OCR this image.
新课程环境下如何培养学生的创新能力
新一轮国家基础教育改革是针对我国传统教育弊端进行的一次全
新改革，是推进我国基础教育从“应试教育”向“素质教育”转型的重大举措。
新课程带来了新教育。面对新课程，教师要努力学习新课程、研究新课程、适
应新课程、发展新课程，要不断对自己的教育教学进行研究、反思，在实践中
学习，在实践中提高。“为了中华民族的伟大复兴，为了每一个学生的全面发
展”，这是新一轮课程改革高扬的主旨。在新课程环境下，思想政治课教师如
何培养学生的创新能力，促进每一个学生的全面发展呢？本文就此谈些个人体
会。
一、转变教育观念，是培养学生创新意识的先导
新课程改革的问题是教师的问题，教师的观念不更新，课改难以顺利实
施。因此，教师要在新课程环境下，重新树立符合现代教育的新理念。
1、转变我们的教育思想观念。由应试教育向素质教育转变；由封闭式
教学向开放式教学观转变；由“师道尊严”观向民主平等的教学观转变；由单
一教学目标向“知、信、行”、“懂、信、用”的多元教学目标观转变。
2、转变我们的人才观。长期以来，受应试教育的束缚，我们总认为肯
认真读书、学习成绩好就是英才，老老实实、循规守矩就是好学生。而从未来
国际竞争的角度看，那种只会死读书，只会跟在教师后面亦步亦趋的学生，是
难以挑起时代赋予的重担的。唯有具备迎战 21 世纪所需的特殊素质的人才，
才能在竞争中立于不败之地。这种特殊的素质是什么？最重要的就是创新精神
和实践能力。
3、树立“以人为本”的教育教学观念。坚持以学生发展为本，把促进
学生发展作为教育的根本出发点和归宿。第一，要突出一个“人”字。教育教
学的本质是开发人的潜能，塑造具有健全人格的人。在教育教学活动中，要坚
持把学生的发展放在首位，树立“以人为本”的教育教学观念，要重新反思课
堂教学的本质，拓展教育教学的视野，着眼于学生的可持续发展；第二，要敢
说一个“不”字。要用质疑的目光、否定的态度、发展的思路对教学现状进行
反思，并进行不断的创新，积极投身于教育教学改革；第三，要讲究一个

+++++

- **Required work**
Your task is to output all of the data above word for word.

- **Problem solution**
OCR this image.
新课程环境下如何培养学生的创新能力
新一轮国家基础教育改革是针对我国传统教育弊端进行的一次全
新改革，是推进我国基础教育从“应试教育”向“素质教育”转型的重大举措。
新课程带来了新教育。面对新课程，教师要努力学习新课程、研究新课程、适
应新课程、发展新课程，要不断对自己的教育教学进行研究、反思，在实践中
学习，在实践中提高。“为了中华民族的伟大复兴，为了每一个学生的全面发
展”，这是新一轮课程改革高扬的主旨。在新课程环境下，思想政治课教师如
何培养学生的创新能力，促进每一个学生的全面发展呢？本文就此谈些个人体
会。
一、转变教育观念，是培养学生创新意识的先导
新课程改革的问题是教师的问题，教师的观念不更新，课改难以顺利实
施。因此，教师要在新课程环境下，重新树立符合现代教育的新理念。
1、转变我们的教育思想观念。由应试教育向素质教育转变；由封闭式
教学向开放式教学观转变；由“师道尊严”观向民主平等的教学观转变；由单
一教学目标向“知、信、行”、“懂、信、用”的多元教学目标观转变。
2、转变我们的人才观。长期以来，受应试教育的束缚，我们总认为肯
认真读书、学习成绩好就是英才，老老实实、循规守矩就是好学生。而从未来
国际竞争的角度看，那种只会死读书，只会跟在教师后面亦步亦趋的学生，是
难以挑起时代赋予的重担的。唯有具备迎战 21 世纪所需的特殊素质的人才，
才能在竞争中立于不败之地。这种特殊的素质是什么？最重要的就是创新精神
和实践能力。
3、树立“以人为本”的教育教学观念。坚持以学生发展为本，把促进
学生发展作为教育的根本出发点和归宿。第一，要突出一个“人”字。教育教
学的本质是开发人的潜能，塑造具有健全人格的人。在教育教学活动中，要坚
持把学生的发展放在首位，树立“以人为本”的教育教学观念，要重新反思课
堂教学的本质，拓展教育教学的视野，着眼于学生的可持续发展；第二，要敢
说一个“不”字。要用质疑的目光、否定的态度、发展的思路对教学现状进行
反思，并进行不断的创新，积极投身于教育教学改革；第三，要讲究一个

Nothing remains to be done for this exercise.